> [Requirement]: Copy every line that holds "data".

> [Records supplied]:
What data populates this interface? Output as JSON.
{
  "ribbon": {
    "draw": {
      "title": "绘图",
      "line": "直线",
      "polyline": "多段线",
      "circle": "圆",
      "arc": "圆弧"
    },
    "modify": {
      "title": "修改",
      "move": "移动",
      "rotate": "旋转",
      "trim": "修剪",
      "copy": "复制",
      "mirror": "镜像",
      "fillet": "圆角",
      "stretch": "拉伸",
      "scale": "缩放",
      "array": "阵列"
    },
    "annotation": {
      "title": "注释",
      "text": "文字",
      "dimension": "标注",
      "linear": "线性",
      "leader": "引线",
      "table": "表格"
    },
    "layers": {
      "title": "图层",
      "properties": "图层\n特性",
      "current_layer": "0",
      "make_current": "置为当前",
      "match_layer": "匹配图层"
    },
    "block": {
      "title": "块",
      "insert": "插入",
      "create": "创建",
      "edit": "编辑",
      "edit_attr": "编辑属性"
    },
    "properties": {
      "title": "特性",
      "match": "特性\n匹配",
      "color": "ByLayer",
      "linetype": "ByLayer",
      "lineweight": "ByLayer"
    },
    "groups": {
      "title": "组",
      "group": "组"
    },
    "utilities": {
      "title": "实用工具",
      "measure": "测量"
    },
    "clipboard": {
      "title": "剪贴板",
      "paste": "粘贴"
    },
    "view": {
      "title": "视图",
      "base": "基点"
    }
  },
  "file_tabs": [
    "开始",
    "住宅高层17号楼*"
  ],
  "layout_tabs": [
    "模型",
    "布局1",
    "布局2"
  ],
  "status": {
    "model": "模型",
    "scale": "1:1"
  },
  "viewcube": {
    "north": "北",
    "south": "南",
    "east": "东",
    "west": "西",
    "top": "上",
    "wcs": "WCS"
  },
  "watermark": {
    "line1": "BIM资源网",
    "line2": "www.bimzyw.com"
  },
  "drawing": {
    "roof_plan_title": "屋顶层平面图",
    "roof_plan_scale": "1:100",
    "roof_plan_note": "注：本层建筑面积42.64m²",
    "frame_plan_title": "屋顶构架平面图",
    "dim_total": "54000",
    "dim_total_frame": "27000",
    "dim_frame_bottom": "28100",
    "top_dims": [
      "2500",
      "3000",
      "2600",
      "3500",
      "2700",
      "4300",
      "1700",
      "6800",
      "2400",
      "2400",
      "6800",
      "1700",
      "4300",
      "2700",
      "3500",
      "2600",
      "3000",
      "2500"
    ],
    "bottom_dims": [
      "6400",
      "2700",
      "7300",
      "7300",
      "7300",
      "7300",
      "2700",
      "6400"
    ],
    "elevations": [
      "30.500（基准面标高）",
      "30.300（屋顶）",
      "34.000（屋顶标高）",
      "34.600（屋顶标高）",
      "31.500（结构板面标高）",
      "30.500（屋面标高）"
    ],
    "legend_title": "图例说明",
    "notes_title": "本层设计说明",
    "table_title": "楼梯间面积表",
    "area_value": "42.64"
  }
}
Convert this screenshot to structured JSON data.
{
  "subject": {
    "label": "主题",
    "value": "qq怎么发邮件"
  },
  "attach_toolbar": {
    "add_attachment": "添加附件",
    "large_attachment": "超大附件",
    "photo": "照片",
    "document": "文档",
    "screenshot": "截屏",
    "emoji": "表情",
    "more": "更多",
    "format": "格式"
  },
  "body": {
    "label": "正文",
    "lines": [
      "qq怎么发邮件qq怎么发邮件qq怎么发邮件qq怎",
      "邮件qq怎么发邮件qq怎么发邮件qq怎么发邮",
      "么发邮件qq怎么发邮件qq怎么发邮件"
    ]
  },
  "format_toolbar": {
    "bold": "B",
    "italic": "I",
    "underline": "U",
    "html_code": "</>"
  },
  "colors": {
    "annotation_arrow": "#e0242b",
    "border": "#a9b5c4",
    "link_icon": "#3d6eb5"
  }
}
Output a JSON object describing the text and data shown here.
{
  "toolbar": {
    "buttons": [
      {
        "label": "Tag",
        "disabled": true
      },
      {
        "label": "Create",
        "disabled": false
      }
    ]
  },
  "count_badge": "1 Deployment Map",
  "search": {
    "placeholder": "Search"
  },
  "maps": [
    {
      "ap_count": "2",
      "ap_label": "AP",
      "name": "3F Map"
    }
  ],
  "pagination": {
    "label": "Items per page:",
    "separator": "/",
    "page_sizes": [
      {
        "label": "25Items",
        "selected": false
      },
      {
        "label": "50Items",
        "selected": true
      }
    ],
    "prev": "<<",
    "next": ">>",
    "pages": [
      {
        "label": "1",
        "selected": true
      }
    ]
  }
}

> [Answer to this task]:
What data populates this interface? Output as JSON.
Convert this screenshot to structured JSON data.
Output a JSON object describing the text and data shown here.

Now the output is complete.